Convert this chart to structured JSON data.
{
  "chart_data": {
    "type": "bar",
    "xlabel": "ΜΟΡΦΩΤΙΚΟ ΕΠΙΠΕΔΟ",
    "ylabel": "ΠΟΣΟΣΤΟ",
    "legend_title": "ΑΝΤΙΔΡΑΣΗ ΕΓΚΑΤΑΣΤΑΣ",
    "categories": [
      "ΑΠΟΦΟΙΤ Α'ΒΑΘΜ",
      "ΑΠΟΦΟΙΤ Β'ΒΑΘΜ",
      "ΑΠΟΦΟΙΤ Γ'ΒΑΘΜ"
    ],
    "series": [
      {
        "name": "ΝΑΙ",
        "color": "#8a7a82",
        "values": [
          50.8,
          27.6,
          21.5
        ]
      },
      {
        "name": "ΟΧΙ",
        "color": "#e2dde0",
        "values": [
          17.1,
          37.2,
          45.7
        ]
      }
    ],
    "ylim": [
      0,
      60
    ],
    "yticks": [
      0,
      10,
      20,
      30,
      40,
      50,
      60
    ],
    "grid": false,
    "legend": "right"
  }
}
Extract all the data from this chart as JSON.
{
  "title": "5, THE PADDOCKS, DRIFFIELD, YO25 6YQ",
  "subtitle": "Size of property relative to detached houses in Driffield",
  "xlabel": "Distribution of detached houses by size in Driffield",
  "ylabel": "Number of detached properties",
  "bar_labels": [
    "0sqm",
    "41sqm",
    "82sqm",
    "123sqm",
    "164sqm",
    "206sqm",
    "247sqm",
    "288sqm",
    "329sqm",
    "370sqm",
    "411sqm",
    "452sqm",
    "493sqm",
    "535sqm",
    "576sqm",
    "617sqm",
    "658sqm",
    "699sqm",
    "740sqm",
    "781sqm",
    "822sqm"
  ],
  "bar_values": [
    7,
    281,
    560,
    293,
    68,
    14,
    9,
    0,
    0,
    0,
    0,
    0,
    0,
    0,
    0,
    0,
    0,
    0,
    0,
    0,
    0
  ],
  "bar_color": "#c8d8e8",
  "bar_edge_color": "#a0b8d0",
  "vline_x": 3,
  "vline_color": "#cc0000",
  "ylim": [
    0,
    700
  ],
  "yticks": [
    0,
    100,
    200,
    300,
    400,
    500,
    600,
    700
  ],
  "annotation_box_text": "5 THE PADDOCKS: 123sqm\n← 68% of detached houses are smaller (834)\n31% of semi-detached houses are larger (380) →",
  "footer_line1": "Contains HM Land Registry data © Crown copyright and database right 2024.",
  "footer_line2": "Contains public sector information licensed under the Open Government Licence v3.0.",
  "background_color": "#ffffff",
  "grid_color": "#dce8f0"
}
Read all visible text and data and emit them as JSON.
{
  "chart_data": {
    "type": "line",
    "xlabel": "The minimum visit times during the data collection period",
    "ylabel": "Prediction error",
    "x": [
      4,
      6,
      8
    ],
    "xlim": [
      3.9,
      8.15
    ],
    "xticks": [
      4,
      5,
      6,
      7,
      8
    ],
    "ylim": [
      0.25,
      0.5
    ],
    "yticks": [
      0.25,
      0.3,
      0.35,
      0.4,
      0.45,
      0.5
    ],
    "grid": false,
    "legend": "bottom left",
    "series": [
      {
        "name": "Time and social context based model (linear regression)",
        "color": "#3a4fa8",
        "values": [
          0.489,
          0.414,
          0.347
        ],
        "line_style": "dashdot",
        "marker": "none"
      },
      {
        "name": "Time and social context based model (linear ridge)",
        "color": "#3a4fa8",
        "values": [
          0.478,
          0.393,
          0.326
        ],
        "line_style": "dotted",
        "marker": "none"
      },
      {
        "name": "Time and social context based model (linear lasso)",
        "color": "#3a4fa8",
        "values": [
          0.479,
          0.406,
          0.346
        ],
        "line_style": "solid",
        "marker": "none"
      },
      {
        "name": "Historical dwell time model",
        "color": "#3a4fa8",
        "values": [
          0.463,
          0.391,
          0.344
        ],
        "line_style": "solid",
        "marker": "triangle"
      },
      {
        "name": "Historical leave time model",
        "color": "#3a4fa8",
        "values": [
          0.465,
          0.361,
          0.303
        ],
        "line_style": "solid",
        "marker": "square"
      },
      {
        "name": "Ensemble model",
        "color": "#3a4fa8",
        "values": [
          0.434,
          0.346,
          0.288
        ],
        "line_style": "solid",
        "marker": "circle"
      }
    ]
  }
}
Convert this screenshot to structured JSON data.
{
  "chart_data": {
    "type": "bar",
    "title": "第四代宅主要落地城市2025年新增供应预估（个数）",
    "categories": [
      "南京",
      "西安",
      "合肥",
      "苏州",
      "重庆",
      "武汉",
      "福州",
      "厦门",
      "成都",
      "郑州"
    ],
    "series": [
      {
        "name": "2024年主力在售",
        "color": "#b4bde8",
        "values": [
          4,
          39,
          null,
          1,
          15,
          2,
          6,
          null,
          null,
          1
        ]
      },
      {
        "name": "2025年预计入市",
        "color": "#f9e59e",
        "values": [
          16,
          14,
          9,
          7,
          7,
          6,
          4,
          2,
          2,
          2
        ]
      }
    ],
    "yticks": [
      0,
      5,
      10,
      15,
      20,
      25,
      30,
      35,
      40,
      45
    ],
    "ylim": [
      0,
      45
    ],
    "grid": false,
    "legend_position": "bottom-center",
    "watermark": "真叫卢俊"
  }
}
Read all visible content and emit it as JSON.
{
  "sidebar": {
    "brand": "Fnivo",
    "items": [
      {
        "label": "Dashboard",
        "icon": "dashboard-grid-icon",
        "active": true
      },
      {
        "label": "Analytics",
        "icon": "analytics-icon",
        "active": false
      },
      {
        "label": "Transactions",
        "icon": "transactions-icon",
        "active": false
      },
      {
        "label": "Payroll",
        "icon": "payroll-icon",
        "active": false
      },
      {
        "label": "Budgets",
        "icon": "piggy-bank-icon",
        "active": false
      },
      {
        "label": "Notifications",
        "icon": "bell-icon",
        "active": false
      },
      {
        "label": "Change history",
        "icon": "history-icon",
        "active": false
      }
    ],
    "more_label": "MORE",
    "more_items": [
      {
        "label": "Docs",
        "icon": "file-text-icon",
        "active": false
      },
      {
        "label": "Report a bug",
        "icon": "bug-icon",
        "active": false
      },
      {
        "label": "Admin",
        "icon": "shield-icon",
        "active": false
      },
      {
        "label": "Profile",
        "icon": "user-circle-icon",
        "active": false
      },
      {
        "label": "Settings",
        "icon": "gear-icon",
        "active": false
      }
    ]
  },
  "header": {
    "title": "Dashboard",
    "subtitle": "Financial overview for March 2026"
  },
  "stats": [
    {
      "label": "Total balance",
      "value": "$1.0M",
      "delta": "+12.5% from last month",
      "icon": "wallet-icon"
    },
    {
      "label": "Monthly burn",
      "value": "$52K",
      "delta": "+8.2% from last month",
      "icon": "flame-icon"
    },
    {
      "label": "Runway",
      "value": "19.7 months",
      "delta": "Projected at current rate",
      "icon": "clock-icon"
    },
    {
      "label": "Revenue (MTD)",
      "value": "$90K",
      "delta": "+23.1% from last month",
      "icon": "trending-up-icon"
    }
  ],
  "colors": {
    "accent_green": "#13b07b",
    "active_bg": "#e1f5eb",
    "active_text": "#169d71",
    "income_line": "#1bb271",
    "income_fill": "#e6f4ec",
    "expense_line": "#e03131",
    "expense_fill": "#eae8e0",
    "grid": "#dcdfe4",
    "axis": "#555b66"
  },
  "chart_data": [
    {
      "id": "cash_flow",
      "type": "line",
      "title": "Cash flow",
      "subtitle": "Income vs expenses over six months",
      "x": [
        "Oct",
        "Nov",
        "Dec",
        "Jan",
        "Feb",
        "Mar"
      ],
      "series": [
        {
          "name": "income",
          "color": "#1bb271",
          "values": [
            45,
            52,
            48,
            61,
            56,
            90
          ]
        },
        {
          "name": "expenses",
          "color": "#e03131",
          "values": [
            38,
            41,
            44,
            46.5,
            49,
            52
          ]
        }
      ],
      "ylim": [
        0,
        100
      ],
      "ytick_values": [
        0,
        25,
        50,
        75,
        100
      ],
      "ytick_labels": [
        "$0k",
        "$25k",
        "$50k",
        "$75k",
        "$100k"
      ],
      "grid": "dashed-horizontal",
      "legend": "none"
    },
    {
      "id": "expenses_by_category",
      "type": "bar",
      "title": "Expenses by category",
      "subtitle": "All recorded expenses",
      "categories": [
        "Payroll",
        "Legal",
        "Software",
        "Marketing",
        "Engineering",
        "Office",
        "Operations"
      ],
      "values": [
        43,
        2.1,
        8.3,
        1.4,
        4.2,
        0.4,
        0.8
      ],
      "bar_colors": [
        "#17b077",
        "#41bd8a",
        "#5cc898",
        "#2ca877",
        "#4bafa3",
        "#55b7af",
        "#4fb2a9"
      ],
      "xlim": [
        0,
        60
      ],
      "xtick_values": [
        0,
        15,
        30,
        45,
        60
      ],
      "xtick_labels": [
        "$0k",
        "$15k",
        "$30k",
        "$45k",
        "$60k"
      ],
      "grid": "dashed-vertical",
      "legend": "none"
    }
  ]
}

────────────────────

• **To do**
Search the data above for lines holding "subtitle" and copy each of them.

• **Solution to the problem**
  "subtitle": "Size of property relative to detached houses in Driffield",
    "subtitle": "Financial overview for March 2026"
      "subtitle": "Income vs expenses over six months",
      "subtitle": "All recorded expenses",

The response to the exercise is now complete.